__Exercise task__. Transcribe the material word for word, but without the images.

__Extracted records__.
---------------

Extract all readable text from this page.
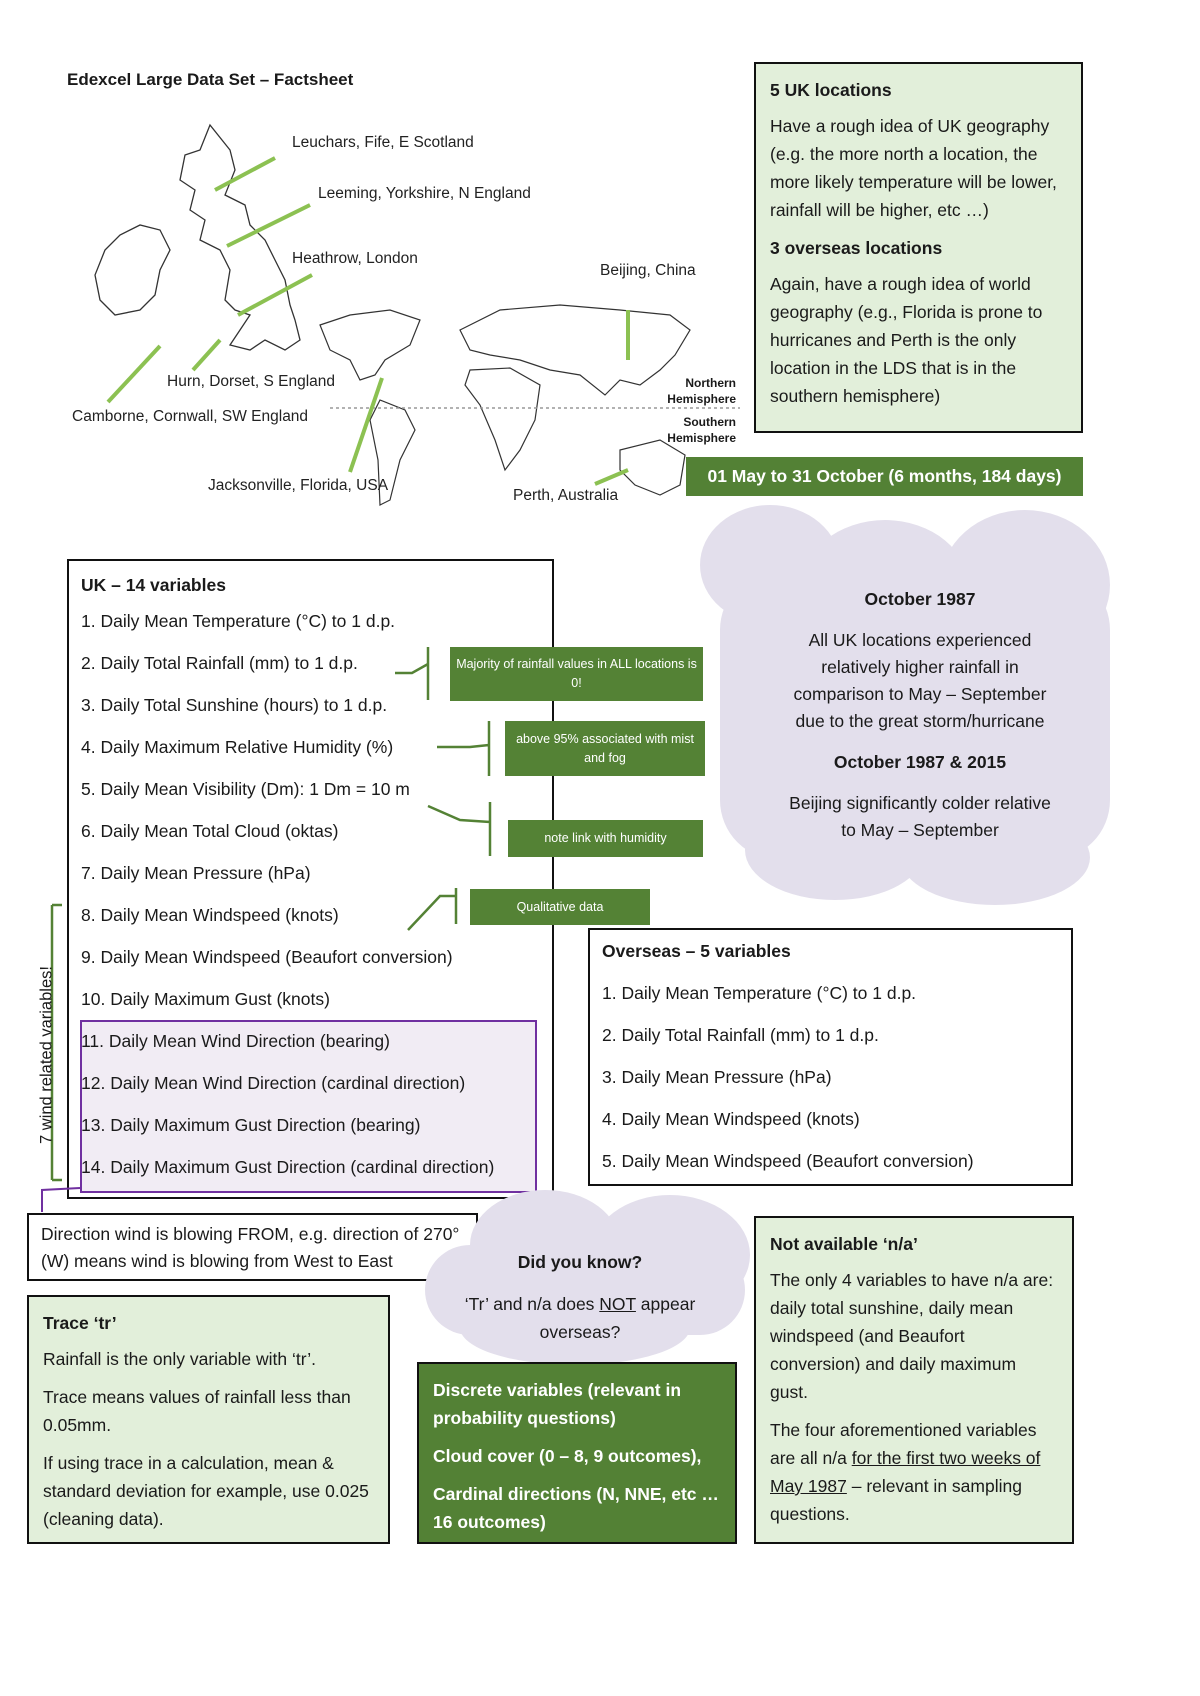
Edexcel Large Data Set – Factsheet
Leuchars, Fife, E Scotland
Leeming, Yorkshire, N England
Heathrow, London
Hurn, Dorset, S England
Camborne, Cornwall, SW England
Beijing, China
Jacksonville, Florida, USA
Perth, Australia
Northern Hemisphere
Southern Hemisphere
5 UK locations

Have a rough idea of UK geography (e.g. the more north a location, the more likely temperature will be lower, rainfall will be higher, etc …)

3 overseas locations

Again, have a rough idea of world geography (e.g., Florida is prone to hurricanes and Perth is the only location in the LDS that is in the southern hemisphere)

01 May to 31 October (6 months, 184 days)
October 1987
All UK locations experienced relatively higher rainfall in comparison to May – September due to the great storm/hurricane
October 1987 & 2015
Beijing significantly colder relative to May – September
UK – 14 variables
1. Daily Mean Temperature (°C) to 1 d.p.
2. Daily Total Rainfall (mm) to 1 d.p.
3. Daily Total Sunshine (hours) to 1 d.p.
4. Daily Maximum Relative Humidity (%)
5. Daily Mean Visibility (Dm): 1 Dm = 10 m
6. Daily Mean Total Cloud (oktas)
7. Daily Mean Pressure (hPa)
8. Daily Mean Windspeed (knots)
9. Daily Mean Windspeed (Beaufort conversion)
10. Daily Maximum Gust (knots)
11. Daily Mean Wind Direction (bearing)
12. Daily Mean Wind Direction (cardinal direction)
13. Daily Maximum Gust Direction (bearing)
14. Daily Maximum Gust Direction (cardinal direction)
Majority of rainfall values in ALL locations is 0!
above 95% associated with mist and fog
note link with humidity
Qualitative data
7 wind related variables!
Overseas – 5 variables
1. Daily Mean Temperature (°C) to 1 d.p.
2. Daily Total Rainfall (mm) to 1 d.p.
3. Daily Mean Pressure (hPa)
4. Daily Mean Windspeed (knots)
5. Daily Mean Windspeed (Beaufort conversion)
Direction wind is blowing FROM, e.g. direction of 270° (W) means wind is blowing from West to East	Did you know?
‘Tr’ and n/a does NOT appear overseas?
Trace ‘tr’

Rainfall is the only variable with ‘tr’.

Trace means values of rainfall less than 0.05mm.

If using trace in a calculation, mean & standard deviation for example, use 0.025 (cleaning data).

Discrete variables (relevant in probability questions)

Cloud cover (0 – 8, 9 outcomes),

Cardinal directions (N, NNE, etc … 16 outcomes)

Not available ‘n/a’

The only 4 variables to have n/a are: daily total sunshine, daily mean windspeed (and Beaufort conversion) and daily maximum gust.

The four aforementioned variables are all n/a for the first two weeks of May 1987 – relevant in sampling questions.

---------------

__Response to this exercise__.
Extract all readable text from this page.
Edexcel Large Data Set – Factsheet
Leuchars, Fife, E Scotland
Leeming, Yorkshire, N England
Heathrow, London
Hurn, Dorset, S England
Camborne, Cornwall, SW England
Beijing, China
Jacksonville, Florida, USA
Perth, Australia
Northern Hemisphere
Southern Hemisphere
5 UK locations

Have a rough idea of UK geography (e.g. the more north a location, the more likely temperature will be lower, rainfall will be higher, etc …)

3 overseas locations

Again, have a rough idea of world geography (e.g., Florida is prone to hurricanes and Perth is the only location in the LDS that is in the southern hemisphere)

01 May to 31 October (6 months, 184 days)
October 1987
All UK locations experienced relatively higher rainfall in comparison to May – September due to the great storm/hurricane
October 1987 & 2015
Beijing significantly colder relative to May – September
UK – 14 variables
1. Daily Mean Temperature (°C) to 1 d.p.
2. Daily Total Rainfall (mm) to 1 d.p.
3. Daily Total Sunshine (hours) to 1 d.p.
4. Daily Maximum Relative Humidity (%)
5. Daily Mean Visibility (Dm): 1 Dm = 10 m
6. Daily Mean Total Cloud (oktas)
7. Daily Mean Pressure (hPa)
8. Daily Mean Windspeed (knots)
9. Daily Mean Windspeed (Beaufort conversion)
10. Daily Maximum Gust (knots)
11. Daily Mean Wind Direction (bearing)
12. Daily Mean Wind Direction (cardinal direction)
13. Daily Maximum Gust Direction (bearing)
14. Daily Maximum Gust Direction (cardinal direction)
Majority of rainfall values in ALL locations is 0!
above 95% associated with mist and fog
note link with humidity
Qualitative data
7 wind related variables!
Overseas – 5 variables
1. Daily Mean Temperature (°C) to 1 d.p.
2. Daily Total Rainfall (mm) to 1 d.p.
3. Daily Mean Pressure (hPa)
4. Daily Mean Windspeed (knots)
5. Daily Mean Windspeed (Beaufort conversion)
Direction wind is blowing FROM, e.g. direction of 270° (W) means wind is blowing from West to East	Did you know?
‘Tr’ and n/a does NOT appear overseas?
Trace ‘tr’

Rainfall is the only variable with ‘tr’.

Trace means values of rainfall less than 0.05mm.

If using trace in a calculation, mean & standard deviation for example, use 0.025 (cleaning data).

Discrete variables (relevant in probability questions)

Cloud cover (0 – 8, 9 outcomes),

Cardinal directions (N, NNE, etc … 16 outcomes)

Not available ‘n/a’

The only 4 variables to have n/a are: daily total sunshine, daily mean windspeed (and Beaufort conversion) and daily maximum gust.

The four aforementioned variables are all n/a for the first two weeks of May 1987 – relevant in sampling questions.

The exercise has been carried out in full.